-- Start Materials provided --

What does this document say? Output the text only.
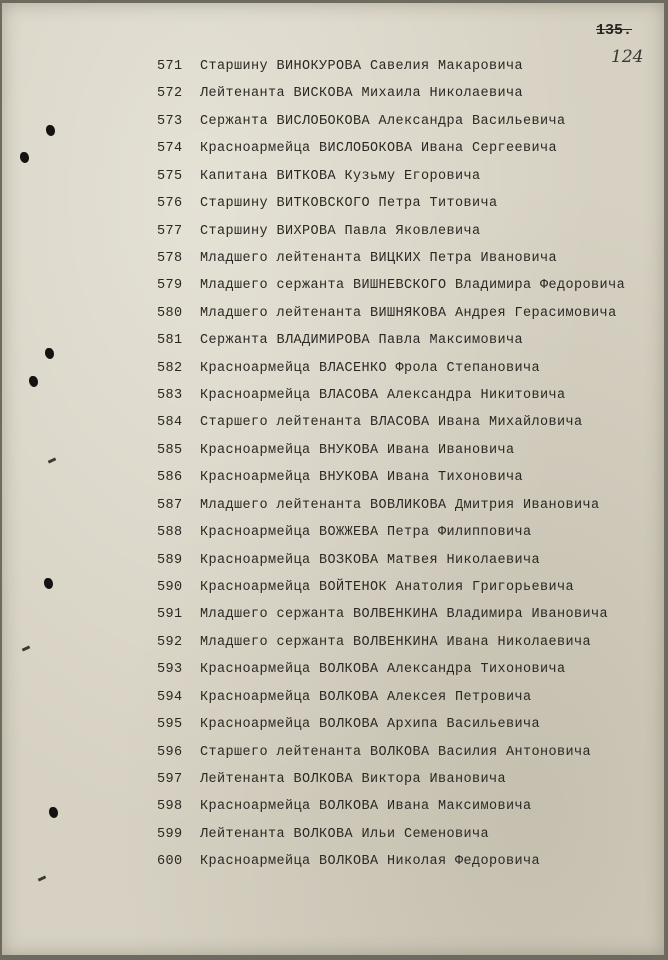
135.
124
571 Старшину ВИНОКУРОВА Савелия Макаровича
572 Лейтенанта ВИСКОВА Михаила Николаевича
573 Сержанта ВИСЛОБОКОВА Александра Васильевича
574 Красноармейца ВИСЛОБОКОВА Ивана Сергеевича
575 Капитана ВИТКОВА Кузьму Егоровича
576 Старшину ВИТКОВСКОГО Петра Титовича
577 Старшину ВИХРОВА Павла Яковлевича
578 Младшего лейтенанта ВИЦКИХ Петра Ивановича
579 Младшего сержанта ВИШНЕВСКОГО Владимира Федоровича
580 Младшего лейтенанта ВИШНЯКОВА Андрея Герасимовича
581 Сержанта ВЛАДИМИРОВА Павла Максимовича
582 Красноармейца ВЛАСЕНКО Фрола Степановича
583 Красноармейца ВЛАСОВА Александра Никитовича
584 Старшего лейтенанта ВЛАСОВА Ивана Михайловича
585 Красноармейца ВНУКОВА Ивана Ивановича
586 Красноармейца ВНУКОВА Ивана Тихоновича
587 Младшего лейтенанта ВОВЛИКОВА Дмитрия Ивановича
588 Красноармейца ВОЖЖЕВА Петра Филипповича
589 Красноармейца ВОЗКОВА Матвея Николаевича
590 Красноармейца ВОЙТЕНОК Анатолия Григорьевича
591 Младшего сержанта ВОЛВЕНКИНА Владимира Ивановича
592 Младшего сержанта ВОЛВЕНКИНА Ивана Николаевича
593 Красноармейца ВОЛКОВА Александра Тихоновича
594 Красноармейца ВОЛКОВА Алексея Петровича
595 Красноармейца ВОЛКОВА Архипа Васильевича
596 Старшего лейтенанта ВОЛКОВА Василия Антоновича
597 Лейтенанта ВОЛКОВА Виктора Ивановича
598 Красноармейца ВОЛКОВА Ивана Максимовича
599 Лейтенанта ВОЛКОВА Ильи Семеновича
600 Красноармейца ВОЛКОВА Николая Федоровича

-- End Materials provided --

Extract the entries in full, exactly as they are, minus the pictures.

§ Output below:
What does this document say? Output the text only.
135.
124
571 Старшину ВИНОКУРОВА Савелия Макаровича
572 Лейтенанта ВИСКОВА Михаила Николаевича
573 Сержанта ВИСЛОБОКОВА Александра Васильевича
574 Красноармейца ВИСЛОБОКОВА Ивана Сергеевича
575 Капитана ВИТКОВА Кузьму Егоровича
576 Старшину ВИТКОВСКОГО Петра Титовича
577 Старшину ВИХРОВА Павла Яковлевича
578 Младшего лейтенанта ВИЦКИХ Петра Ивановича
579 Младшего сержанта ВИШНЕВСКОГО Владимира Федоровича
580 Младшего лейтенанта ВИШНЯКОВА Андрея Герасимовича
581 Сержанта ВЛАДИМИРОВА Павла Максимовича
582 Красноармейца ВЛАСЕНКО Фрола Степановича
583 Красноармейца ВЛАСОВА Александра Никитовича
584 Старшего лейтенанта ВЛАСОВА Ивана Михайловича
585 Красноармейца ВНУКОВА Ивана Ивановича
586 Красноармейца ВНУКОВА Ивана Тихоновича
587 Младшего лейтенанта ВОВЛИКОВА Дмитрия Ивановича
588 Красноармейца ВОЖЖЕВА Петра Филипповича
589 Красноармейца ВОЗКОВА Матвея Николаевича
590 Красноармейца ВОЙТЕНОК Анатолия Григорьевича
591 Младшего сержанта ВОЛВЕНКИНА Владимира Ивановича
592 Младшего сержанта ВОЛВЕНКИНА Ивана Николаевича
593 Красноармейца ВОЛКОВА Александра Тихоновича
594 Красноармейца ВОЛКОВА Алексея Петровича
595 Красноармейца ВОЛКОВА Архипа Васильевича
596 Старшего лейтенанта ВОЛКОВА Василия Антоновича
597 Лейтенанта ВОЛКОВА Виктора Ивановича
598 Красноармейца ВОЛКОВА Ивана Максимовича
599 Лейтенанта ВОЛКОВА Ильи Семеновича
600 Красноармейца ВОЛКОВА Николая Федоровича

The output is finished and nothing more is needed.